Direction
From the entries below, work out the number of lines that hold the word "JSON", and give that number alone.

————

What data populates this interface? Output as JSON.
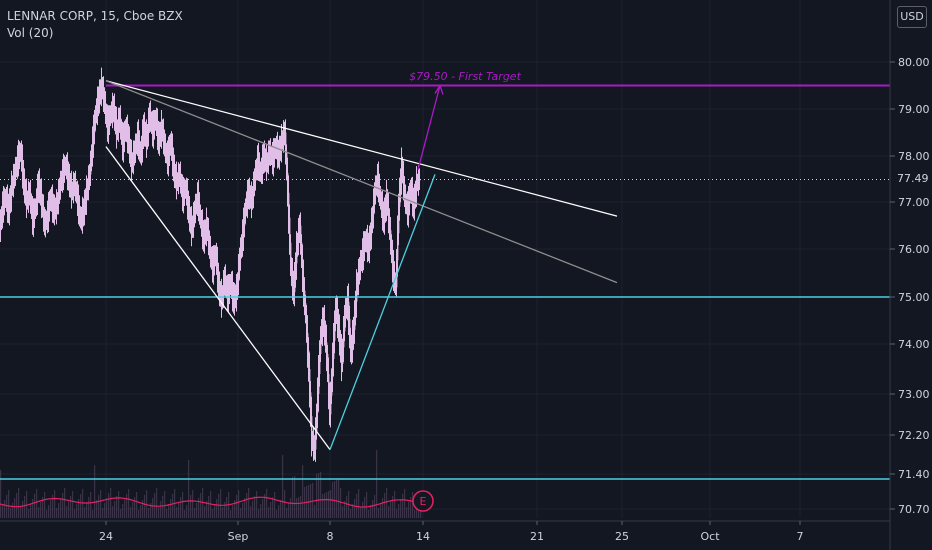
{
  "header": {
    "symbol": "LENNAR CORP, 15, Cboe BZX",
    "volume_indicator": "Vol (20)"
  },
  "currency_button": "USD",
  "colors": {
    "background": "#131722",
    "candle": "#e1bee7",
    "target_line": "#ab19c7",
    "support_line": "#4dd0e1",
    "trend_line": "#ffffff",
    "channel_line": "#8d8d8d",
    "volume_ma": "#e91e63",
    "price_label_bg": "#131722"
  },
  "annotation": {
    "target_text": "$79.50 - First Target",
    "earnings_marker": "E"
  },
  "current_price_label": "77.49",
  "chart_data": {
    "type": "candlestick",
    "title": "LENNAR CORP, 15, Cboe BZX",
    "interval": "15",
    "currency": "USD",
    "y_ticks": [
      "80.00",
      "79.00",
      "78.00",
      "77.00",
      "76.00",
      "75.00",
      "74.00",
      "73.00",
      "72.20",
      "71.40",
      "70.70"
    ],
    "x_ticks": [
      "24",
      "Sep",
      "8",
      "14",
      "21",
      "25",
      "Oct",
      "7"
    ],
    "price_levels": {
      "first_target": 79.5,
      "support": 75.0,
      "last": 77.49
    },
    "price_path": [
      [
        0,
        76.4
      ],
      [
        3,
        76.9
      ],
      [
        6,
        77.1
      ],
      [
        9,
        76.8
      ],
      [
        12,
        77.3
      ],
      [
        15,
        77.6
      ],
      [
        18,
        77.9
      ],
      [
        21,
        78.1
      ],
      [
        24,
        77.4
      ],
      [
        27,
        77.0
      ],
      [
        30,
        77.2
      ],
      [
        33,
        76.6
      ],
      [
        36,
        76.9
      ],
      [
        39,
        77.4
      ],
      [
        42,
        77.0
      ],
      [
        45,
        76.5
      ],
      [
        48,
        76.7
      ],
      [
        51,
        77.1
      ],
      [
        54,
        76.8
      ],
      [
        57,
        76.9
      ],
      [
        60,
        77.3
      ],
      [
        63,
        77.6
      ],
      [
        66,
        77.8
      ],
      [
        69,
        77.5
      ],
      [
        72,
        77.2
      ],
      [
        75,
        77.4
      ],
      [
        78,
        77.0
      ],
      [
        81,
        76.6
      ],
      [
        84,
        76.8
      ],
      [
        87,
        77.2
      ],
      [
        90,
        77.6
      ],
      [
        93,
        78.3
      ],
      [
        96,
        78.9
      ],
      [
        99,
        79.2
      ],
      [
        102,
        79.5
      ],
      [
        105,
        79.1
      ],
      [
        108,
        78.6
      ],
      [
        111,
        78.9
      ],
      [
        114,
        79.0
      ],
      [
        117,
        78.5
      ],
      [
        120,
        78.8
      ],
      [
        123,
        78.2
      ],
      [
        126,
        78.6
      ],
      [
        129,
        78.3
      ],
      [
        132,
        77.8
      ],
      [
        135,
        78.1
      ],
      [
        138,
        78.4
      ],
      [
        141,
        78.0
      ],
      [
        144,
        78.6
      ],
      [
        147,
        78.3
      ],
      [
        150,
        78.9
      ],
      [
        153,
        78.5
      ],
      [
        156,
        78.8
      ],
      [
        159,
        78.3
      ],
      [
        162,
        78.6
      ],
      [
        165,
        78.2
      ],
      [
        168,
        77.9
      ],
      [
        171,
        78.3
      ],
      [
        174,
        77.7
      ],
      [
        177,
        77.4
      ],
      [
        180,
        77.6
      ],
      [
        183,
        77.1
      ],
      [
        186,
        77.3
      ],
      [
        189,
        76.8
      ],
      [
        192,
        76.4
      ],
      [
        195,
        76.8
      ],
      [
        198,
        77.1
      ],
      [
        201,
        76.6
      ],
      [
        204,
        76.2
      ],
      [
        207,
        76.5
      ],
      [
        210,
        76.0
      ],
      [
        213,
        75.6
      ],
      [
        216,
        75.9
      ],
      [
        219,
        75.2
      ],
      [
        222,
        74.9
      ],
      [
        225,
        75.4
      ],
      [
        228,
        75.0
      ],
      [
        231,
        75.3
      ],
      [
        234,
        74.9
      ],
      [
        237,
        75.1
      ],
      [
        240,
        75.8
      ],
      [
        243,
        76.3
      ],
      [
        246,
        76.9
      ],
      [
        249,
        77.2
      ],
      [
        252,
        77.0
      ],
      [
        255,
        77.5
      ],
      [
        258,
        77.9
      ],
      [
        261,
        77.6
      ],
      [
        264,
        78.0
      ],
      [
        267,
        77.8
      ],
      [
        270,
        78.1
      ],
      [
        273,
        77.9
      ],
      [
        276,
        78.2
      ],
      [
        279,
        78.0
      ],
      [
        282,
        78.3
      ],
      [
        285,
        78.5
      ],
      [
        288,
        77.2
      ],
      [
        291,
        75.6
      ],
      [
        294,
        75.1
      ],
      [
        297,
        76.0
      ],
      [
        300,
        76.5
      ],
      [
        303,
        75.4
      ],
      [
        306,
        74.6
      ],
      [
        309,
        73.5
      ],
      [
        312,
        72.1
      ],
      [
        315,
        71.9
      ],
      [
        318,
        73.0
      ],
      [
        321,
        74.2
      ],
      [
        324,
        74.5
      ],
      [
        327,
        73.8
      ],
      [
        330,
        72.6
      ],
      [
        333,
        73.7
      ],
      [
        336,
        74.8
      ],
      [
        339,
        74.3
      ],
      [
        342,
        73.6
      ],
      [
        345,
        74.6
      ],
      [
        348,
        74.9
      ],
      [
        351,
        73.8
      ],
      [
        354,
        74.3
      ],
      [
        357,
        75.2
      ],
      [
        360,
        75.6
      ],
      [
        363,
        75.9
      ],
      [
        366,
        76.2
      ],
      [
        369,
        76.0
      ],
      [
        372,
        76.5
      ],
      [
        375,
        77.2
      ],
      [
        378,
        77.5
      ],
      [
        381,
        77.0
      ],
      [
        384,
        76.6
      ],
      [
        387,
        77.1
      ],
      [
        390,
        76.4
      ],
      [
        393,
        75.6
      ],
      [
        396,
        75.2
      ],
      [
        399,
        76.9
      ],
      [
        402,
        77.8
      ],
      [
        405,
        77.1
      ],
      [
        408,
        76.8
      ],
      [
        411,
        77.3
      ],
      [
        414,
        76.9
      ],
      [
        417,
        77.4
      ],
      [
        420,
        77.5
      ]
    ],
    "drawings": [
      {
        "name": "upper-trendline",
        "from": [
          "Aug 24",
          79.6
        ],
        "to": [
          "Sep 25",
          76.7
        ]
      },
      {
        "name": "channel-line",
        "from": [
          "Aug 24",
          79.6
        ],
        "to": [
          "Sep 25",
          75.3
        ]
      },
      {
        "name": "falling-wedge-line",
        "from": [
          "Aug 24",
          78.2
        ],
        "to": [
          "Sep 8",
          71.9
        ]
      },
      {
        "name": "rising-support-line",
        "from": [
          "Sep 8",
          71.9
        ],
        "to": [
          "Sep 14",
          77.6
        ]
      },
      {
        "name": "target-arrow",
        "from": [
          "Sep 14",
          77.7
        ],
        "to": [
          "Sep 14",
          79.5
        ]
      }
    ]
  }
}
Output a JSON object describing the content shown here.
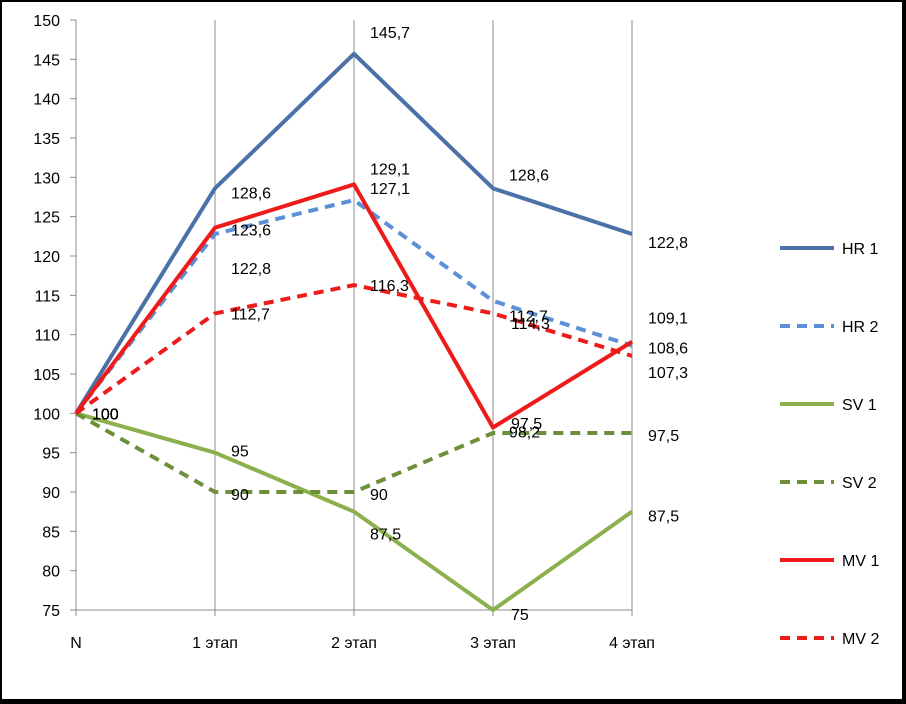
{
  "chart_data": {
    "type": "line",
    "categories": [
      "N",
      "1 этап",
      "2 этап",
      "3 этап",
      "4 этап"
    ],
    "ylim": [
      75,
      150
    ],
    "y_ticks": [
      75,
      80,
      85,
      90,
      95,
      100,
      105,
      110,
      115,
      120,
      125,
      130,
      135,
      140,
      145,
      150
    ],
    "y_tick_labels": [
      "75",
      "80",
      "85",
      "90",
      "95",
      "100",
      "105",
      "110",
      "115",
      "120",
      "125",
      "130",
      "135",
      "140",
      "145",
      "150"
    ],
    "grid": "vertical",
    "legend_position": "right",
    "series": [
      {
        "name": "HR 1",
        "values": [
          100,
          128.6,
          145.7,
          128.6,
          122.8
        ],
        "labels": [
          "100",
          "128,6",
          "145,7",
          "128,6",
          "122,8"
        ],
        "color": "#4a72a8",
        "style": "solid"
      },
      {
        "name": "HR 2",
        "values": [
          100,
          122.8,
          127.1,
          114.3,
          108.6
        ],
        "labels": [
          "100",
          "122,8",
          "127,1",
          "114,3",
          "108,6"
        ],
        "color": "#5b8fd6",
        "style": "dashed"
      },
      {
        "name": "SV 1",
        "values": [
          100,
          95,
          87.5,
          75,
          87.5
        ],
        "labels": [
          "100",
          "95",
          "87,5",
          "75",
          "87,5"
        ],
        "color": "#8db04e",
        "style": "solid"
      },
      {
        "name": "SV 2",
        "values": [
          100,
          90,
          90,
          97.5,
          97.5
        ],
        "labels": [
          "100",
          "90",
          "90",
          "97,5",
          "97,5"
        ],
        "color": "#6e8f3a",
        "style": "dashed"
      },
      {
        "name": "MV 1",
        "values": [
          100,
          123.6,
          129.1,
          98.2,
          109.1
        ],
        "labels": [
          "100",
          "123,6",
          "129,1",
          "98,2",
          "109,1"
        ],
        "color": "#ee1b1b",
        "style": "solid"
      },
      {
        "name": "MV 2",
        "values": [
          100,
          112.7,
          116.3,
          112.7,
          107.3
        ],
        "labels": [
          "100",
          "112,7",
          "116,3",
          "112,7",
          "107,3"
        ],
        "color": "#ee1b1b",
        "style": "dashed"
      }
    ]
  }
}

————

Response
2